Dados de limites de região
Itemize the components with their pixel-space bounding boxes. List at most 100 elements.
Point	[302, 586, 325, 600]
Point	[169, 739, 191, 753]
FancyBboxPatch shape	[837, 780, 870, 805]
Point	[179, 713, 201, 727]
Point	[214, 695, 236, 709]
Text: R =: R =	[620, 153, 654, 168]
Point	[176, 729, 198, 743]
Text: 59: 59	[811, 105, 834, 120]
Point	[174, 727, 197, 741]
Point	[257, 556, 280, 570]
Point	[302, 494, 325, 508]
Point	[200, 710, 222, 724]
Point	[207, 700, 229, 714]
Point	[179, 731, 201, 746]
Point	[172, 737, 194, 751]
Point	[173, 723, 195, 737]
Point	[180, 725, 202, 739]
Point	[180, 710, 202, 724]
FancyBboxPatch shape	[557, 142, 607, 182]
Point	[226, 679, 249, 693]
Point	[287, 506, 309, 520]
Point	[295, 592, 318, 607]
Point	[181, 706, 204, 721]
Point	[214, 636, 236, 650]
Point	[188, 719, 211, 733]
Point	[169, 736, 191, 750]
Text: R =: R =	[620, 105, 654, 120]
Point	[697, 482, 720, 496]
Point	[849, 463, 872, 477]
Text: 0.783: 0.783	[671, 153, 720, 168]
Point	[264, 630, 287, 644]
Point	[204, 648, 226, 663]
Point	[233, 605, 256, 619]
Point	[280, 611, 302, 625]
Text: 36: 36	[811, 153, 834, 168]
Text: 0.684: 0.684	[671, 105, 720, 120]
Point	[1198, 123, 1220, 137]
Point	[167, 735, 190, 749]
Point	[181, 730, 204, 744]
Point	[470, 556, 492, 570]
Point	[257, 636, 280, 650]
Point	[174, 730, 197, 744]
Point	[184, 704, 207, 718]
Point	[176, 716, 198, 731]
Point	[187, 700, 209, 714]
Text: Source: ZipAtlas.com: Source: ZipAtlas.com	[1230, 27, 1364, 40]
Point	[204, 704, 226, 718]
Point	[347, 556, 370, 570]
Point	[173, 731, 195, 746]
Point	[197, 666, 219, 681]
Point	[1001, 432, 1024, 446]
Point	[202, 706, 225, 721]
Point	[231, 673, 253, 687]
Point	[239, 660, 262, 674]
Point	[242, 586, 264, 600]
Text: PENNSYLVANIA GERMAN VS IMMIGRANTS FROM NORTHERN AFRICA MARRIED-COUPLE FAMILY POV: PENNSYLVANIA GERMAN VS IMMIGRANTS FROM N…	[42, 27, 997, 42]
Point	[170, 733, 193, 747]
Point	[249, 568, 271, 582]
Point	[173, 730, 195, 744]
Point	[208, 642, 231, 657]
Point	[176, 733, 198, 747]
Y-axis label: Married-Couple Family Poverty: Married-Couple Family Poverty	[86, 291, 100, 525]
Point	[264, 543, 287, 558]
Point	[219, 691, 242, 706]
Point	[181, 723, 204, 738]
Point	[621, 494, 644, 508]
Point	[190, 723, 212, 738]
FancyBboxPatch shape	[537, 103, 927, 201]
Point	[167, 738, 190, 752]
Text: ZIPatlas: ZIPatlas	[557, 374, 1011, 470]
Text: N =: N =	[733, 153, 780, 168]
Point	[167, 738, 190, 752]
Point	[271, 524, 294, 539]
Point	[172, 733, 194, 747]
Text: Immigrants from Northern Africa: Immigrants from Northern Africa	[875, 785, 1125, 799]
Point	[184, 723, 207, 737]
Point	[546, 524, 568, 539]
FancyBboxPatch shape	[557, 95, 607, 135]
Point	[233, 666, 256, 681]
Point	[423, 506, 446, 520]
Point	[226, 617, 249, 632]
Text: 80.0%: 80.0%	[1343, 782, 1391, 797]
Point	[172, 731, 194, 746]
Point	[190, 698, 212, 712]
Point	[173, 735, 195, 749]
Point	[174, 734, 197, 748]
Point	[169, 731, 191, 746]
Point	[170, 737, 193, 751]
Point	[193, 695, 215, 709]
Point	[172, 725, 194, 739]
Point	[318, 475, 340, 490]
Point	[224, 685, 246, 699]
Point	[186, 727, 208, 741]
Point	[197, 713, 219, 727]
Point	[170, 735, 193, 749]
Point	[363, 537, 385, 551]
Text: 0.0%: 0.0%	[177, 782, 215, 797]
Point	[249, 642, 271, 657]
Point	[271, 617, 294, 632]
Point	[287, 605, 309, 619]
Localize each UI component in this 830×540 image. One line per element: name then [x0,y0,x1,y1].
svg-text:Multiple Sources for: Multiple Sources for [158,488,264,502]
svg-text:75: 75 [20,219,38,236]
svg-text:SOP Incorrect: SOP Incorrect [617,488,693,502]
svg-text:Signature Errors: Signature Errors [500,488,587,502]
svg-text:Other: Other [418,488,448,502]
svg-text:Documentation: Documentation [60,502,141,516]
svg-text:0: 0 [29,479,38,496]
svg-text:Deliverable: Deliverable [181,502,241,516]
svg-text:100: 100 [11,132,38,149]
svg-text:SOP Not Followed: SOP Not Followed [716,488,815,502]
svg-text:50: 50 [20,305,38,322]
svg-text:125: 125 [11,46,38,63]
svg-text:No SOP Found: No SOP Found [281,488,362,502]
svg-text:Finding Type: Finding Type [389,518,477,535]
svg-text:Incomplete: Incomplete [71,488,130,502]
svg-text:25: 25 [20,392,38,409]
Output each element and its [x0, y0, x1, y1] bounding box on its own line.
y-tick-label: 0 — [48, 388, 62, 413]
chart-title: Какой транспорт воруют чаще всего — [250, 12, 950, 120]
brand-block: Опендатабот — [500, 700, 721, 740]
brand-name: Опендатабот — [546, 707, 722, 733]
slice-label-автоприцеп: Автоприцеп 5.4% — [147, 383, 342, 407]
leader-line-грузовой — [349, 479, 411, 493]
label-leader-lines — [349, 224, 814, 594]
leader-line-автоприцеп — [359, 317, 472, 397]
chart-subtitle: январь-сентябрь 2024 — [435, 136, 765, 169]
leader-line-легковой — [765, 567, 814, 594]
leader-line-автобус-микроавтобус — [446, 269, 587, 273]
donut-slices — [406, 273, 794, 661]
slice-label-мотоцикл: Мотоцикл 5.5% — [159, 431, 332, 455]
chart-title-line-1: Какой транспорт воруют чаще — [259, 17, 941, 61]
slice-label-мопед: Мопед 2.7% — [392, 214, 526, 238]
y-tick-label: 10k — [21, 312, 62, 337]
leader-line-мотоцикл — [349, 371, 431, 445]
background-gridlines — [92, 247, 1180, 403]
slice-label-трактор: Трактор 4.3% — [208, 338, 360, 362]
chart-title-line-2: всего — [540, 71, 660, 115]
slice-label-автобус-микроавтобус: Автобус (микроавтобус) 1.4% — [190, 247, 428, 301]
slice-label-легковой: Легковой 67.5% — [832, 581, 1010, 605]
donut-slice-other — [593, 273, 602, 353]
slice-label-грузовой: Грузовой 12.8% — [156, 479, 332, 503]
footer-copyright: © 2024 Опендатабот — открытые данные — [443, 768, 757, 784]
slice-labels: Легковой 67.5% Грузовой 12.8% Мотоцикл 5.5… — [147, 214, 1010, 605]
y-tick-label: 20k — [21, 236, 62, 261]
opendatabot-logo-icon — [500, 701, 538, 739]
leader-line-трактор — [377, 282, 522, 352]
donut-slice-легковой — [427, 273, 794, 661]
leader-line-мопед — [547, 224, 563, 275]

# TAREFA A REALIZAR
Apresente a listagem acima como uma tabela em Markdown com as colunas "Número" e "Linha", uma linha da tabela para cada linha da listagem, omitindo as linhas em branco.

# RESULTADO
| Número | Linha |
|---|---|
| 1 | Itemize the components with their pixel-space bounding boxes. List at most 100 elements. |
| 2 | Point	[302, 586, 325, 600] |
| 3 | Point	[169, 739, 191, 753] |
| 4 | FancyBboxPatch shape	[837, 780, 870, 805] |
| 5 | Point	[179, 713, 201, 727] |
| 6 | Point	[214, 695, 236, 709] |
| 7 | Text: R =: R =	[620, 153, 654, 168] |
| 8 | Point	[176, 729, 198, 743] |
| 9 | Text: 59: 59	[811, 105, 834, 120] |
| 10 | Point	[174, 727, 197, 741] |
| 11 | Point	[257, 556, 280, 570] |
| 12 | Point	[302, 494, 325, 508] |
| 13 | Point	[200, 710, 222, 724] |
| 14 | Point	[207, 700, 229, 714] |
| 15 | Point	[179, 731, 201, 746] |
| 16 | Point	[172, 737, 194, 751] |
| 17 | Point	[173, 723, 195, 737] |
| 18 | Point	[180, 725, 202, 739] |
| 19 | Point	[180, 710, 202, 724] |
| 20 | FancyBboxPatch shape	[557, 142, 607, 182] |
| 21 | Point	[226, 679, 249, 693] |
| 22 | Point	[287, 506, 309, 520] |
| 23 | Point	[295, 592, 318, 607] |
| 24 | Point	[181, 706, 204, 721] |
| 25 | Point	[214, 636, 236, 650] |
| 26 | Point	[188, 719, 211, 733] |
| 27 | Point	[169, 736, 191, 750] |
| 28 | Text: R =: R =	[620, 105, 654, 120] |
| 29 | Point	[697, 482, 720, 496] |
| 30 | Point	[849, 463, 872, 477] |
| 31 | Text: 0.783: 0.783	[671, 153, 720, 168] |
| 32 | Point	[264, 630, 287, 644] |
| 33 | Point	[204, 648, 226, 663] |
| 34 | Point	[233, 605, 256, 619] |
| 35 | Point	[280, 611, 302, 625] |
| 36 | Text: 36: 36	[811, 153, 834, 168] |
| 37 | Text: 0.684: 0.684	[671, 105, 720, 120] |
| 38 | Point	[1198, 123, 1220, 137] |
| 39 | Point	[167, 735, 190, 749] |
| 40 | Point	[181, 730, 204, 744] |
| 41 | Point	[470, 556, 492, 570] |
| 42 | Point	[257, 636, 280, 650] |
| 43 | Point	[174, 730, 197, 744] |
| 44 | Point	[184, 704, 207, 718] |
| 45 | Point	[176, 716, 198, 731] |
| 46 | Point	[187, 700, 209, 714] |
| 47 | Text: Source: ZipAtlas.com: Source: ZipAtlas.com	[1230, 27, 1364, 40] |
| 48 | Point	[204, 704, 226, 718] |
| 49 | Point	[347, 556, 370, 570] |
| 50 | Point	[173, 731, 195, 746] |
| 51 | Point	[197, 666, 219, 681] |
| 52 | Point	[1001, 432, 1024, 446] |
| 53 | Point	[202, 706, 225, 721] |
| 54 | Point	[231, 673, 253, 687] |
| 55 | Point	[239, 660, 262, 674] |
| 56 | Point	[242, 586, 264, 600] |
| 57 | Text: PENNSYLVANIA GERMAN VS IMMIGRANTS FROM NORTHERN AFRICA MARRIED-COUPLE FAMILY POV: PENNSYLVANIA GERMAN VS IMMIGRANTS FROM N…	[42, 27, 997, 42] |
| 58 | Point	[170, 733, 193, 747] |
| 59 | Point	[249, 568, 271, 582] |
| 60 | Point	[173, 730, 195, 744] |
| 61 | Point	[208, 642, 231, 657] |
| 62 | Point	[176, 733, 198, 747] |
| 63 | Y-axis label: Married-Couple Family Poverty: Married-Couple Family Poverty	[86, 291, 100, 525] |
| 64 | Point	[264, 543, 287, 558] |
| 65 | Point	[219, 691, 242, 706] |
| 66 | Point	[181, 723, 204, 738] |
| 67 | Point	[621, 494, 644, 508] |
| 68 | Point	[190, 723, 212, 738] |
| 69 | FancyBboxPatch shape	[537, 103, 927, 201] |
| 70 | Point	[167, 738, 190, 752] |
| 71 | Text: ZIPatlas: ZIPatlas	[557, 374, 1011, 470] |
| 72 | Text: N =: N =	[733, 153, 780, 168] |
| 73 | Point	[167, 738, 190, 752] |
| 74 | Point	[271, 524, 294, 539] |
| 75 | Point	[172, 733, 194, 747] |
| 76 | Text: Immigrants from Northern Africa: Immigrants from Northern Africa	[875, 785, 1125, 799] |
| 77 | Point	[184, 723, 207, 737] |
| 78 | Point	[546, 524, 568, 539] |
| 79 | FancyBboxPatch shape	[557, 95, 607, 135] |
| 80 | Point	[233, 666, 256, 681] |
| 81 | Point	[423, 506, 446, 520] |
| 82 | Point	[226, 617, 249, 632] |
| 83 | Text: 80.0%: 80.0%	[1343, 782, 1391, 797] |
| 84 | Point	[172, 731, 194, 746] |
| 85 | Point	[190, 698, 212, 712] |
| 86 | Point	[173, 735, 195, 749] |
| 87 | Point	[174, 734, 197, 748] |
| 88 | Point	[169, 731, 191, 746] |
| 89 | Point	[170, 737, 193, 751] |
| 90 | Point	[193, 695, 215, 709] |
| 91 | Point	[172, 725, 194, 739] |
| 92 | Point	[318, 475, 340, 490] |
| 93 | Point	[224, 685, 246, 699] |
| 94 | Point	[186, 727, 208, 741] |
| 95 | Point	[197, 713, 219, 727] |
| 96 | Point	[170, 735, 193, 749] |
| 97 | Point	[363, 537, 385, 551] |
| 98 | Text: 0.0%: 0.0%	[177, 782, 215, 797] |
| 99 | Point	[249, 642, 271, 657] |
| 100 | Point	[271, 617, 294, 632] |
| 101 | Point	[287, 605, 309, 619] |
| 102 | Localize each UI component in this 830×540 image. One line per element: name then [x0,y0,x1,y1]. |
| 103 | svg-text:Multiple Sources for: Multiple Sources for [158,488,264,502] |
| 104 | svg-text:75: 75 [20,219,38,236] |
| 105 | svg-text:SOP Incorrect: SOP Incorrect [617,488,693,502] |
| 106 | svg-text:Signature Errors: Signature Errors [500,488,587,502] |
| 107 | svg-text:Other: Other [418,488,448,502] |
| 108 | svg-text:Documentation: Documentation [60,502,141,516] |
| 109 | svg-text:0: 0 [29,479,38,496] |
| 110 | svg-text:Deliverable: Deliverable [181,502,241,516] |
| 111 | svg-text:100: 100 [11,132,38,149] |
| 112 | svg-text:SOP Not Followed: SOP Not Followed [716,488,815,502] |
| 113 | svg-text:50: 50 [20,305,38,322] |
| 114 | svg-text:125: 125 [11,46,38,63] |
| 115 | svg-text:No SOP Found: No SOP Found [281,488,362,502] |
| 116 | svg-text:Finding Type: Finding Type [389,518,477,535] |
| 117 | svg-text:Incomplete: Incomplete [71,488,130,502] |
| 118 | svg-text:25: 25 [20,392,38,409] |
| 119 | Output each element and its [x0, y0, x1, y1] bounding box on its own line. |
| 120 | y-tick-label: 0 — [48, 388, 62, 413] |
| 121 | chart-title: Какой транспорт воруют чаще всего — [250, 12, 950, 120] |
| 122 | brand-block: Опендатабот — [500, 700, 721, 740] |
| 123 | brand-name: Опендатабот — [546, 707, 722, 733] |
| 124 | slice-label-автоприцеп: Автоприцеп 5.4% — [147, 383, 342, 407] |
| 125 | leader-line-грузовой — [349, 479, 411, 493] |
| 126 | label-leader-lines — [349, 224, 814, 594] |
| 127 | leader-line-автоприцеп — [359, 317, 472, 397] |
| 128 | chart-subtitle: январь-сентябрь 2024 — [435, 136, 765, 169] |
| 129 | leader-line-легковой — [765, 567, 814, 594] |
| 130 | leader-line-автобус-микроавтобус — [446, 269, 587, 273] |
| 131 | donut-slices — [406, 273, 794, 661] |
| 132 | slice-label-мотоцикл: Мотоцикл 5.5% — [159, 431, 332, 455] |
| 133 | chart-title-line-1: Какой транспорт воруют чаще — [259, 17, 941, 61] |
| 134 | slice-label-мопед: Мопед 2.7% — [392, 214, 526, 238] |
| 135 | y-tick-label: 10k — [21, 312, 62, 337] |
| 136 | leader-line-мотоцикл — [349, 371, 431, 445] |
| 137 | background-gridlines — [92, 247, 1180, 403] |
| 138 | slice-label-трактор: Трактор 4.3% — [208, 338, 360, 362] |
| 139 | chart-title-line-2: всего — [540, 71, 660, 115] |
| 140 | slice-label-автобус-микроавтобус: Автобус (микроавтобус) 1.4% — [190, 247, 428, 301] |
| 141 | slice-label-легковой: Легковой 67.5% — [832, 581, 1010, 605] |
| 142 | donut-slice-other — [593, 273, 602, 353] |
| 143 | slice-label-грузовой: Грузовой 12.8% — [156, 479, 332, 503] |
| 144 | footer-copyright: © 2024 Опендатабот — открытые данные — [443, 768, 757, 784] |
| 145 | slice-labels: Легковой 67.5% Грузовой 12.8% Мотоцикл 5.5… — [147, 214, 1010, 605] |
| 146 | y-tick-label: 20k — [21, 236, 62, 261] |
| 147 | opendatabot-logo-icon — [500, 701, 538, 739] |
| 148 | leader-line-трактор — [377, 282, 522, 352] |
| 149 | donut-slice-легковой — [427, 273, 794, 661] |
| 150 | leader-line-мопед — [547, 224, 563, 275] |